--- start ---

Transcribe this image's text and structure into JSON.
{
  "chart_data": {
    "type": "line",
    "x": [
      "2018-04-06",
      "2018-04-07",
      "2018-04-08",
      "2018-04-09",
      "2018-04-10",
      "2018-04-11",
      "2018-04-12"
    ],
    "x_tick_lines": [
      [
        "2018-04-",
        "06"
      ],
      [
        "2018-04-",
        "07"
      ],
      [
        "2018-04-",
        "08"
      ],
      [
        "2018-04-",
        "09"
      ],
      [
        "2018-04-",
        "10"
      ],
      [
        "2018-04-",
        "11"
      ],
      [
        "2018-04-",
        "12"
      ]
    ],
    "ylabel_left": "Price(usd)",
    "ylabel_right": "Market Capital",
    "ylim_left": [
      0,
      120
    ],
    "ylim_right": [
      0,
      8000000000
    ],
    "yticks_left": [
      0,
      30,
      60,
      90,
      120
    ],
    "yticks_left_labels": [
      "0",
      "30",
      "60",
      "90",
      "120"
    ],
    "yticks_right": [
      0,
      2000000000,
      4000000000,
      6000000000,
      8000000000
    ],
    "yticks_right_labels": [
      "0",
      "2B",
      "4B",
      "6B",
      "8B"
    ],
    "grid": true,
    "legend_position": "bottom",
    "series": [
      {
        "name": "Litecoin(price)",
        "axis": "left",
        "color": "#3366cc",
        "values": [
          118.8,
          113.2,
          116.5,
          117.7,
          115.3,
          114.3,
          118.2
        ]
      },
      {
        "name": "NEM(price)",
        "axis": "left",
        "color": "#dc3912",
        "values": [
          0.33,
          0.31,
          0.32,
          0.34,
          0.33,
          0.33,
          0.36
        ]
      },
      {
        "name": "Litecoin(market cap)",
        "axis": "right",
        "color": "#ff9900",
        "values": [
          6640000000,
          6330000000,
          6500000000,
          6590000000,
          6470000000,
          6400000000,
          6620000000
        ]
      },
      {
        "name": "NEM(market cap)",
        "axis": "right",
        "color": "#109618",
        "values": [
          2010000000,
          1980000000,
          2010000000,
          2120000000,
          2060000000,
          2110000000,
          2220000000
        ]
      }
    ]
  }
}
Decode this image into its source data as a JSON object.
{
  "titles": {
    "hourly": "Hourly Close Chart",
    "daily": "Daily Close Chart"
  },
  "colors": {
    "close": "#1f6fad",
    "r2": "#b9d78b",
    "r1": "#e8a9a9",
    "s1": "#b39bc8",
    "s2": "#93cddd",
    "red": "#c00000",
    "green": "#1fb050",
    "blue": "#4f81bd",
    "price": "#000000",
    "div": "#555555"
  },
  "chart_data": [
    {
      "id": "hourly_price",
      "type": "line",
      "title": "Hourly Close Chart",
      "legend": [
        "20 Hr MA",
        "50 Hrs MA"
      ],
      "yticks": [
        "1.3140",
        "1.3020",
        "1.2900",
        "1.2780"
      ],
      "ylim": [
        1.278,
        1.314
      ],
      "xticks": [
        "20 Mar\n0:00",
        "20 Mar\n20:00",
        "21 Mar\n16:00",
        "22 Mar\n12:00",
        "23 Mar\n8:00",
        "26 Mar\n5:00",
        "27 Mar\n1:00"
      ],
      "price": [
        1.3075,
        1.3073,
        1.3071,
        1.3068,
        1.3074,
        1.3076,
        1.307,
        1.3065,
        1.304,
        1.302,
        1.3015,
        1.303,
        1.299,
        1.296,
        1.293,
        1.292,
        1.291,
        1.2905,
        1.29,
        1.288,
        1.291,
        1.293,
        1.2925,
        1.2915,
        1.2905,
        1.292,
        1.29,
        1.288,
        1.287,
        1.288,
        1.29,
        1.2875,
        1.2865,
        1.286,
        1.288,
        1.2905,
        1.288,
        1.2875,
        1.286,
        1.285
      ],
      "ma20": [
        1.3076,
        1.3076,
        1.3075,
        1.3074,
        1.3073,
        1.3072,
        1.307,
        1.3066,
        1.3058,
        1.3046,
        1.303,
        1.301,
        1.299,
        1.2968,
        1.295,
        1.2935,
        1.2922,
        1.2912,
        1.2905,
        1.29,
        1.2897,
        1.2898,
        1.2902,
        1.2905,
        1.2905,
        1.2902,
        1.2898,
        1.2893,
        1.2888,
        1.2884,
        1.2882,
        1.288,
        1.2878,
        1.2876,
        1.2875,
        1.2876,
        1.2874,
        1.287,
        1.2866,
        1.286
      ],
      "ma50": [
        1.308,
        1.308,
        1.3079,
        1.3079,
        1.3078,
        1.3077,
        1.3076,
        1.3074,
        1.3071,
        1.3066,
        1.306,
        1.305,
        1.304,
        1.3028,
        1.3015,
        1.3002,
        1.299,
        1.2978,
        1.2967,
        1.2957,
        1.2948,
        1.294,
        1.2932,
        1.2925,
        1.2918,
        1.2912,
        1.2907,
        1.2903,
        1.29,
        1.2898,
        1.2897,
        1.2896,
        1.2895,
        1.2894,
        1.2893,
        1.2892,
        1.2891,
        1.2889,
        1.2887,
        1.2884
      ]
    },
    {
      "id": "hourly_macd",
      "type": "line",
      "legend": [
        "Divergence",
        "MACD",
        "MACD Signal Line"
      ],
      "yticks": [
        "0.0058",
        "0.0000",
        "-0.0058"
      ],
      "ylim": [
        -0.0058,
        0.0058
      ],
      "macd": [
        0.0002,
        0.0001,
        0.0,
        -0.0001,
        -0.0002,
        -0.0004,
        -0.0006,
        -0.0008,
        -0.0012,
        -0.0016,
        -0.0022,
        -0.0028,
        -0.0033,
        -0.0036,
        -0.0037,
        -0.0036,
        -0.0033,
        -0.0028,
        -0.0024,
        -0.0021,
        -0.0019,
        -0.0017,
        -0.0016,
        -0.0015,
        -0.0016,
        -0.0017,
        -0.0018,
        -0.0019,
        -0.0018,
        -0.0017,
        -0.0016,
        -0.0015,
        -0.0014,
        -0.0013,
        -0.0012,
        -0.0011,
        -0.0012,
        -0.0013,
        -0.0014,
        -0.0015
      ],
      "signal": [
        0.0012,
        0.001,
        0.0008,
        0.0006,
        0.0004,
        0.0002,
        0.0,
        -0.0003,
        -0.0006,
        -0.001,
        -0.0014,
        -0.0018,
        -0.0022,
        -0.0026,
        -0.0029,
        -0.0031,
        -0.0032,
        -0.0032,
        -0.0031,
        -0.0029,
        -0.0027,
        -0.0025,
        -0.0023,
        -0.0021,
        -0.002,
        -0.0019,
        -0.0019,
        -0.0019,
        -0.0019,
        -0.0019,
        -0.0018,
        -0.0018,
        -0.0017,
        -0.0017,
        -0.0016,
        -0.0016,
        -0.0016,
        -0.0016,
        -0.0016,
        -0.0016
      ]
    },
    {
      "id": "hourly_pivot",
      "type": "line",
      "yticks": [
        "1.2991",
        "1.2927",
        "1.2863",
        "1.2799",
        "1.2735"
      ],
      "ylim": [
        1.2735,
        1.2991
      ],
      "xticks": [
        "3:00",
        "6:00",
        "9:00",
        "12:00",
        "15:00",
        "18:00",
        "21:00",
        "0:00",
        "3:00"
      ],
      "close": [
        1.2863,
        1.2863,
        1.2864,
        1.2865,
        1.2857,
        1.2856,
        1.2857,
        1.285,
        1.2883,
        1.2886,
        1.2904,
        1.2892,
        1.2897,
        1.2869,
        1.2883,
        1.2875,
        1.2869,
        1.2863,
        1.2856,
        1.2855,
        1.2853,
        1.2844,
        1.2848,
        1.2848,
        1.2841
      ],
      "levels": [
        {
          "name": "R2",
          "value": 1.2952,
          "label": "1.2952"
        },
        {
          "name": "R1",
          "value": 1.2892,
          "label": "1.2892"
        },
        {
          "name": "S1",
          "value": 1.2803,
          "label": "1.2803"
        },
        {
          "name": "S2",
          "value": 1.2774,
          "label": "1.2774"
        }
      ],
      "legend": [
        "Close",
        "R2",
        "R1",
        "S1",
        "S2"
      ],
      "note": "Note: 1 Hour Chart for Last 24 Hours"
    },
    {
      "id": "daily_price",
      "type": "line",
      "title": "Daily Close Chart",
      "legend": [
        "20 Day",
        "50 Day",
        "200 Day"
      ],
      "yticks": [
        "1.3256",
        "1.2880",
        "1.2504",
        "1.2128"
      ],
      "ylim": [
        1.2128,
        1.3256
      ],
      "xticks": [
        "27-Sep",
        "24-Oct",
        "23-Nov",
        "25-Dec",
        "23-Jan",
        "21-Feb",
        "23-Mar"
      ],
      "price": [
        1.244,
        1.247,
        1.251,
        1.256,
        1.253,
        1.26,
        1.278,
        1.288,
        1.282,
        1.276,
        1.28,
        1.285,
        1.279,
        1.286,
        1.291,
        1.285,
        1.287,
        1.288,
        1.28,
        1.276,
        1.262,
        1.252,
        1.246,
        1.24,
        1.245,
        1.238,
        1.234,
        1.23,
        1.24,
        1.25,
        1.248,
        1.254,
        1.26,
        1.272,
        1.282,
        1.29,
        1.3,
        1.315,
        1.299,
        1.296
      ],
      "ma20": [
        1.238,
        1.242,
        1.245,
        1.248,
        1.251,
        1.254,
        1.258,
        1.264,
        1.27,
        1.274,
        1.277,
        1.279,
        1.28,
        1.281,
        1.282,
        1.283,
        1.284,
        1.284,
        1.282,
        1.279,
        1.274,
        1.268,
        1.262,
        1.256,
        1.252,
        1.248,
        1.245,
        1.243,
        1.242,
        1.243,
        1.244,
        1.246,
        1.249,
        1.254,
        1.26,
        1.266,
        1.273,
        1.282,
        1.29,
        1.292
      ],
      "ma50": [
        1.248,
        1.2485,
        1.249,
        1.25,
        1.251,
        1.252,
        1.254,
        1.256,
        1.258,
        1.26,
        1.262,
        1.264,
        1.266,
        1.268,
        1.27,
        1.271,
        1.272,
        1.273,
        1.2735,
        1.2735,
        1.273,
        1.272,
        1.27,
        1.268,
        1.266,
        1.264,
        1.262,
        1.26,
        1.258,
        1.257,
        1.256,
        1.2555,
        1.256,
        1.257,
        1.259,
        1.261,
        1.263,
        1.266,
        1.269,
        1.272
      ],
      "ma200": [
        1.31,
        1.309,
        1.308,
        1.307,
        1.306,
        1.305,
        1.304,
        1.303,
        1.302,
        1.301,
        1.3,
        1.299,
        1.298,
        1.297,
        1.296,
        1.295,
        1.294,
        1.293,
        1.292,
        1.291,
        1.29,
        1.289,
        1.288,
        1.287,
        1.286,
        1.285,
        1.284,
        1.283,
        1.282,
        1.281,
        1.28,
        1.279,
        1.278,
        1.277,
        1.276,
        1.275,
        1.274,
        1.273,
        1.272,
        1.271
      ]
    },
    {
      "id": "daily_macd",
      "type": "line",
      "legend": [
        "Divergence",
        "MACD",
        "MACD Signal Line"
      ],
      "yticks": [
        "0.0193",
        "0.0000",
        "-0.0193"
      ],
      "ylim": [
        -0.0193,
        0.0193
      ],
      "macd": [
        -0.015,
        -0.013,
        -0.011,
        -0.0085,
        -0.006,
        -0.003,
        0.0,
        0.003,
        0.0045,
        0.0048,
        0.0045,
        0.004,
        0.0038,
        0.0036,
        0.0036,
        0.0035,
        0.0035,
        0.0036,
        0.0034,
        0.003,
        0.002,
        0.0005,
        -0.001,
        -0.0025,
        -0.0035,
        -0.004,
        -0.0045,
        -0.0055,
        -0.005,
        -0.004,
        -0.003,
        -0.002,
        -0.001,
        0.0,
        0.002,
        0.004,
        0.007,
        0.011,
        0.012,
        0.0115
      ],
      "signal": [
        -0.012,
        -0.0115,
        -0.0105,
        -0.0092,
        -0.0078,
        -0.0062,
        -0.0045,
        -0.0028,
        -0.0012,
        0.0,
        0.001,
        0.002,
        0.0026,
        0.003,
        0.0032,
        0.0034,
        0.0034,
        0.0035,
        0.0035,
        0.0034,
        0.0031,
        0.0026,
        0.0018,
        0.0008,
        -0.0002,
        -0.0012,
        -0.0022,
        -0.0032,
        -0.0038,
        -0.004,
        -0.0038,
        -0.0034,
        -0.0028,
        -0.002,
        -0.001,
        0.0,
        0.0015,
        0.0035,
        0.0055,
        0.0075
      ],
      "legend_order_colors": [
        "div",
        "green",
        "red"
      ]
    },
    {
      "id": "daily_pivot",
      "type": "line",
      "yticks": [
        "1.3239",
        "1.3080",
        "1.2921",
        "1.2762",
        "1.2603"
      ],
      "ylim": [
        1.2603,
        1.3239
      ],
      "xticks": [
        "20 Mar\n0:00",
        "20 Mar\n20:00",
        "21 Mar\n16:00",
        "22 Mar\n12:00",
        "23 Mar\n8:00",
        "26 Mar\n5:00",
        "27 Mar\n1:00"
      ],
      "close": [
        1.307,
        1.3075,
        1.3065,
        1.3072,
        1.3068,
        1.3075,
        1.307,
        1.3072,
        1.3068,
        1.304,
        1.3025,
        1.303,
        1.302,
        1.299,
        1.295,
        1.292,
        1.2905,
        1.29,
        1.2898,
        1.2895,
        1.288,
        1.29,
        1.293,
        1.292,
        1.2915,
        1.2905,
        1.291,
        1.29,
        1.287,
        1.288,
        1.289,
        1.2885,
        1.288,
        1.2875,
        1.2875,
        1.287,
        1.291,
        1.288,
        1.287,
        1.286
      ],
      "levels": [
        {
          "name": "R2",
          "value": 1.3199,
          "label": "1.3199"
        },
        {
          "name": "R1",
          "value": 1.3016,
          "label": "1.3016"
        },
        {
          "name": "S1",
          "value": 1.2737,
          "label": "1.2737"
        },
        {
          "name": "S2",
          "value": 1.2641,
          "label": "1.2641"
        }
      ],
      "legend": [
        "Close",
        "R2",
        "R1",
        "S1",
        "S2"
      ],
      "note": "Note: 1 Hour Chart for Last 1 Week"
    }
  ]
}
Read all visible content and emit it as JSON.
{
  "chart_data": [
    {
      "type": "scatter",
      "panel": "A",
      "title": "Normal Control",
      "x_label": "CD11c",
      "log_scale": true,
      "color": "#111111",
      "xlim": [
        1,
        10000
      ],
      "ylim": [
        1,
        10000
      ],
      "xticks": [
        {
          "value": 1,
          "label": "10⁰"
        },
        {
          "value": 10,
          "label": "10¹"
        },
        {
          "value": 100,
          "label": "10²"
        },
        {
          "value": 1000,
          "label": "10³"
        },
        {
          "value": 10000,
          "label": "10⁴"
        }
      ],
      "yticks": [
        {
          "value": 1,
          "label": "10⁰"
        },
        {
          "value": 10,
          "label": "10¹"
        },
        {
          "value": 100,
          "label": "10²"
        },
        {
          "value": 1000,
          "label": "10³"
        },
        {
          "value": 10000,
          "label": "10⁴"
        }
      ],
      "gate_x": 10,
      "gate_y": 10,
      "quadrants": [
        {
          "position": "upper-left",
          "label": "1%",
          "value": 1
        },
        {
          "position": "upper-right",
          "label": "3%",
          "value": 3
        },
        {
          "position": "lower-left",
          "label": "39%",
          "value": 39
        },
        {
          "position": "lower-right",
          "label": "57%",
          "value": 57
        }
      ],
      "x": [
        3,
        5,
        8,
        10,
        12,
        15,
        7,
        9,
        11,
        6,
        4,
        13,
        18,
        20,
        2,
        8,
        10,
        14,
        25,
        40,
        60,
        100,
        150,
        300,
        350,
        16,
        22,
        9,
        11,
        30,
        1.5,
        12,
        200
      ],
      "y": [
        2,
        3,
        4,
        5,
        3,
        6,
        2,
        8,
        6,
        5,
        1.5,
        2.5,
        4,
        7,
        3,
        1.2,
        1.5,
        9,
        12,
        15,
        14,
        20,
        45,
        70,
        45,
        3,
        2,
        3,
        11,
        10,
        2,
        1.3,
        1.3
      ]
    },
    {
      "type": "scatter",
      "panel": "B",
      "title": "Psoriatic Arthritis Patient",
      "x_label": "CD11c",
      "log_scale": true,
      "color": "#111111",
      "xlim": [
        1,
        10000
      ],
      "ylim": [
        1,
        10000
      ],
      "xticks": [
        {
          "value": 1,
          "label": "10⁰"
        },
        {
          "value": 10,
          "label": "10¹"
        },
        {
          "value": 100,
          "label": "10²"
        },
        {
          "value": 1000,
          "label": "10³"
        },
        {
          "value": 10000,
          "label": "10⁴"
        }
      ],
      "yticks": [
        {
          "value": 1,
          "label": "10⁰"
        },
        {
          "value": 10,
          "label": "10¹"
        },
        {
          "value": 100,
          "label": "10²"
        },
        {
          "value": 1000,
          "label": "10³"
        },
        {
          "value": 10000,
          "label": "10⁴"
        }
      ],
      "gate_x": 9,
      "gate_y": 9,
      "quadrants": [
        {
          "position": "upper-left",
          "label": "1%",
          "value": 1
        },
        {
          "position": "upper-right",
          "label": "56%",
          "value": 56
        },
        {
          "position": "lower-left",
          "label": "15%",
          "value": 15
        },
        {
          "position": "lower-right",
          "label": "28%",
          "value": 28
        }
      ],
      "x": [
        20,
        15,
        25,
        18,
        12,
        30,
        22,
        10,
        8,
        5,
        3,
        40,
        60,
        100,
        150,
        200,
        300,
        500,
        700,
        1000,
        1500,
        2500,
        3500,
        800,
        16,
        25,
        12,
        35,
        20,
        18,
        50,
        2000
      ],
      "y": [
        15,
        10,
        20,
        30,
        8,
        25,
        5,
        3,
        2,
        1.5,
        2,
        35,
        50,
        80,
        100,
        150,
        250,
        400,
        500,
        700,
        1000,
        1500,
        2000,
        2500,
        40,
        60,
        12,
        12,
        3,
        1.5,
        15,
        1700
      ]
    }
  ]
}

--- end ---

Pick out and copy the lines of the entries that hold the string "Last".

      "note": "Note: 1 Hour Chart for Last 24 Hours"
      "note": "Note: 1 Hour Chart for Last 1 Week"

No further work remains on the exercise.